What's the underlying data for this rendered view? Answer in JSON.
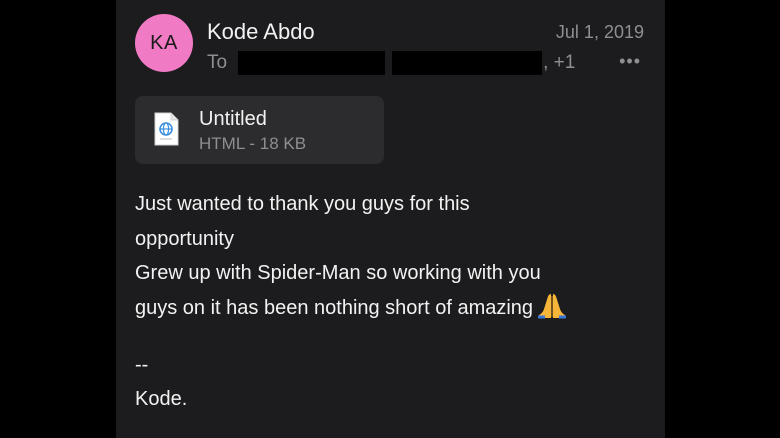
{
  "colors": {
    "avatar": "#f07ac4",
    "background": "#1c1c1e",
    "attachment_bg": "#2c2c2e",
    "primary_text": "#f2f2f2",
    "secondary_text": "#8e8e93"
  },
  "email": {
    "avatar_initials": "KA",
    "sender_name": "Kode Abdo",
    "date": "Jul 1, 2019",
    "to_label": "To",
    "recipients_extra": ", +1",
    "more_icon": "•••",
    "attachment": {
      "icon": "html-file-icon",
      "name": "Untitled",
      "meta": "HTML - 18 KB"
    },
    "body": {
      "line1": "Just wanted to thank you guys for this",
      "line2": "opportunity",
      "line3": "Grew up with Spider-Man so working with you",
      "line4": "guys on it has been nothing short of amazing",
      "emoji": "folded-hands-emoji"
    },
    "signature": {
      "separator": "--",
      "name": "Kode."
    }
  }
}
◇ ◇ ◇ ◇
■ **Aim of the task**:
Quote the preceding listing precisely and completely, omitting its images.

■ **Result for this exercise**:
What's the underlying data for this rendered view? Answer in JSON.
{
  "colors": {
    "avatar": "#f07ac4",
    "background": "#1c1c1e",
    "attachment_bg": "#2c2c2e",
    "primary_text": "#f2f2f2",
    "secondary_text": "#8e8e93"
  },
  "email": {
    "avatar_initials": "KA",
    "sender_name": "Kode Abdo",
    "date": "Jul 1, 2019",
    "to_label": "To",
    "recipients_extra": ", +1",
    "more_icon": "•••",
    "attachment": {
      "icon": "html-file-icon",
      "name": "Untitled",
      "meta": "HTML - 18 KB"
    },
    "body": {
      "line1": "Just wanted to thank you guys for this",
      "line2": "opportunity",
      "line3": "Grew up with Spider-Man so working with you",
      "line4": "guys on it has been nothing short of amazing",
      "emoji": "folded-hands-emoji"
    },
    "signature": {
      "separator": "--",
      "name": "Kode."
    }
  }
}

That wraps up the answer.